» Goal of the exercise
Identify every line of the data below that contains the word "OBSERVATÓRIO", and copy each one in full.

» Records supplied
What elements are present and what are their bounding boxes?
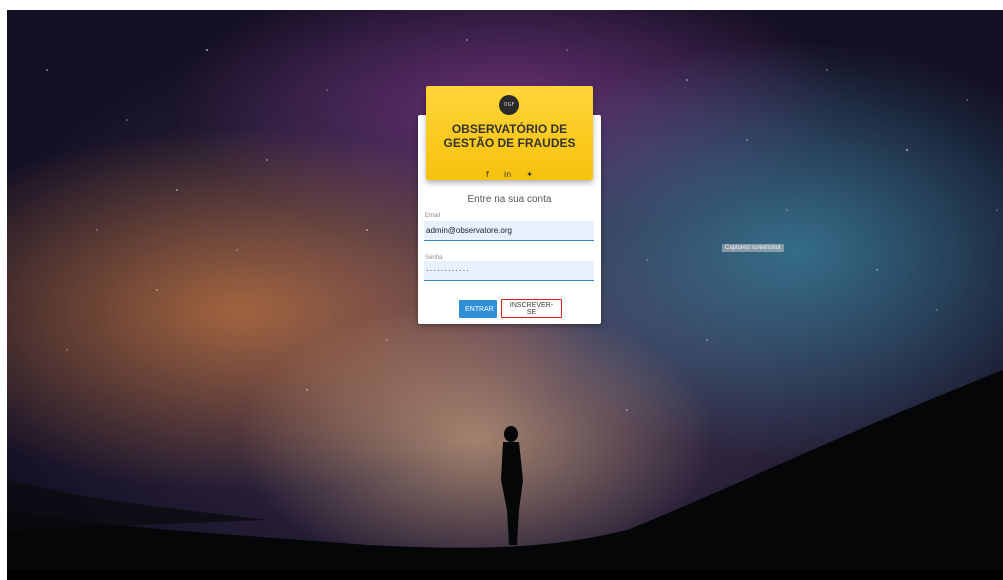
app-title-line1: OBSERVATÓRIO DE [451,122,568,136]
capture-tooltip: Captured screenshot [722,244,784,252]
facebook-icon[interactable]: f [486,170,489,179]
twitter-icon[interactable]: ✦ [526,170,533,179]
login-subtitle: Entre na sua conta [467,194,552,205]
person-silhouette [501,426,523,545]
password-field[interactable] [424,261,594,281]
logo: OGF [499,95,519,115]
app-title: OBSERVATÓRIO DE GESTÃO DE FRAUDES [426,122,593,150]
bottom-strip [7,570,1003,580]
signup-button[interactable]: INSCREVER-SE [501,299,562,318]
app-title-line2: GESTÃO DE FRAUDES [443,136,576,150]
email-field[interactable] [424,221,594,241]
email-label: Email [425,213,441,219]
linkedin-icon[interactable]: in [504,170,511,179]
login-header: OGF OBSERVATÓRIO DE GESTÃO DE FRAUDES f … [426,86,593,180]
login-button[interactable]: ENTRAR [459,300,497,318]
social-links: f in ✦ [426,162,593,181]
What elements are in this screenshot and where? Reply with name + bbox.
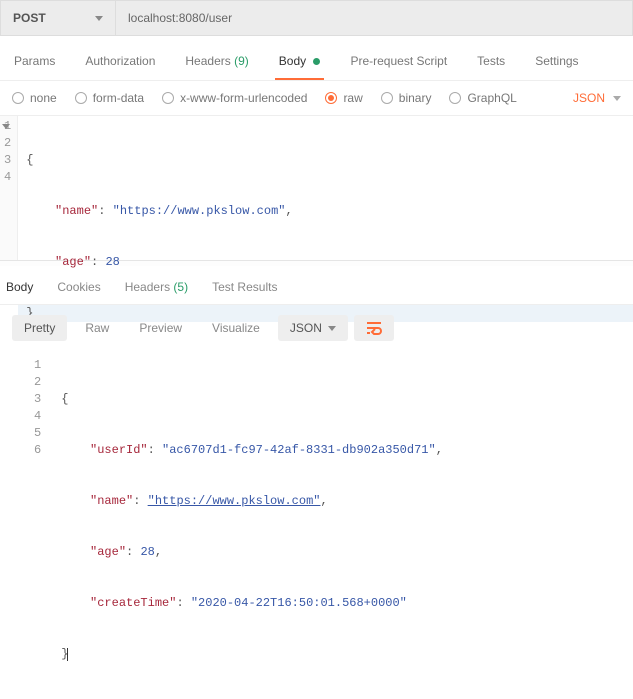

» Full solution
app-title-line1: OBSERVATÓRIO DE [451,122,568,136]
app-title: OBSERVATÓRIO DE GESTÃO DE FRAUDES [426,122,593,150]
login-header: OGF OBSERVATÓRIO DE GESTÃO DE FRAUDES f … [426,86,593,180]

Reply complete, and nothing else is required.